• _STATED EXERCISE_: Set down every entry again word for word, please, but skip the pictures.

— START DATA SHOWN —

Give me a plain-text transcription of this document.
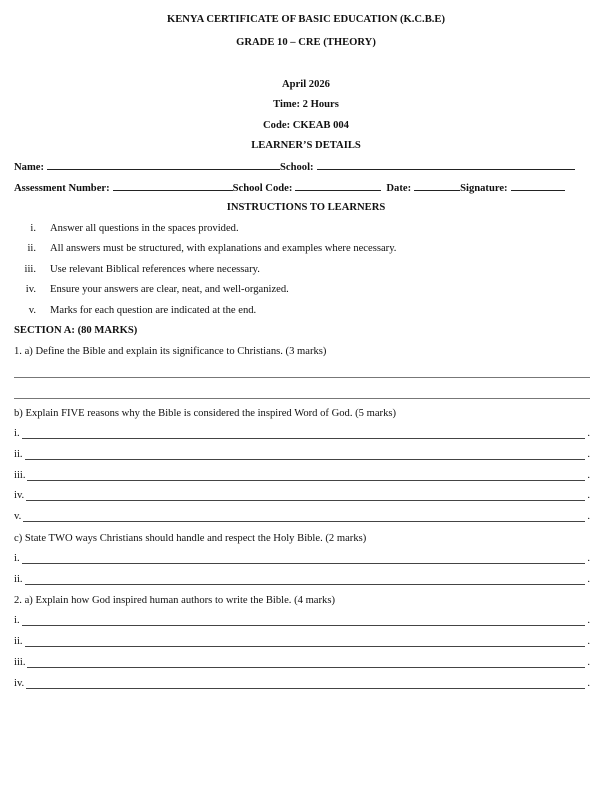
KENYA CERTIFICATE OF BASIC EDUCATION (K.C.B.E)
GRADE 10 – CRE (THEORY)
April 2026
Time: 2 Hours
Code: CKEAB 004
LEARNER’S DETAILS
Name:	School:
Assessment Number:	School Code:	Date:	Signature:
INSTRUCTIONS TO LEARNERS
i. Answer all questions in the spaces provided.
ii. All answers must be structured, with explanations and examples where necessary.
iii. Use relevant Biblical references where necessary.
iv. Ensure your answers are clear, neat, and well-organized.
v. Marks for each question are indicated at the end.
SECTION A: (80 MARKS)
1. a) Define the Bible and explain its significance to Christians. (3 marks)
b) Explain FIVE reasons why the Bible is considered the inspired Word of God. (5 marks)
i.	.
ii.	.
iii.	.
iv.	.
v.	.
c) State TWO ways Christians should handle and respect the Holy Bible. (2 marks)
i.	.
ii.	.
2. a) Explain how God inspired human authors to write the Bible. (4 marks)
i.	.
ii.	.
iii.	.
iv.	.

— END DATA SHOWN —

• _EXERCISE OUTPUT_:
Give me a plain-text transcription of this document.
KENYA CERTIFICATE OF BASIC EDUCATION (K.C.B.E)
GRADE 10 – CRE (THEORY)
April 2026
Time: 2 Hours
Code: CKEAB 004
LEARNER’S DETAILS
Name:	School:
Assessment Number:	School Code:	Date:	Signature:
INSTRUCTIONS TO LEARNERS
i. Answer all questions in the spaces provided.
ii. All answers must be structured, with explanations and examples where necessary.
iii. Use relevant Biblical references where necessary.
iv. Ensure your answers are clear, neat, and well-organized.
v. Marks for each question are indicated at the end.
SECTION A: (80 MARKS)
1. a) Define the Bible and explain its significance to Christians. (3 marks)
b) Explain FIVE reasons why the Bible is considered the inspired Word of God. (5 marks)
i.	.
ii.	.
iii.	.
iv.	.
v.	.
c) State TWO ways Christians should handle and respect the Holy Bible. (2 marks)
i.	.
ii.	.
2. a) Explain how God inspired human authors to write the Bible. (4 marks)
i.	.
ii.	.
iii.	.
iv.	.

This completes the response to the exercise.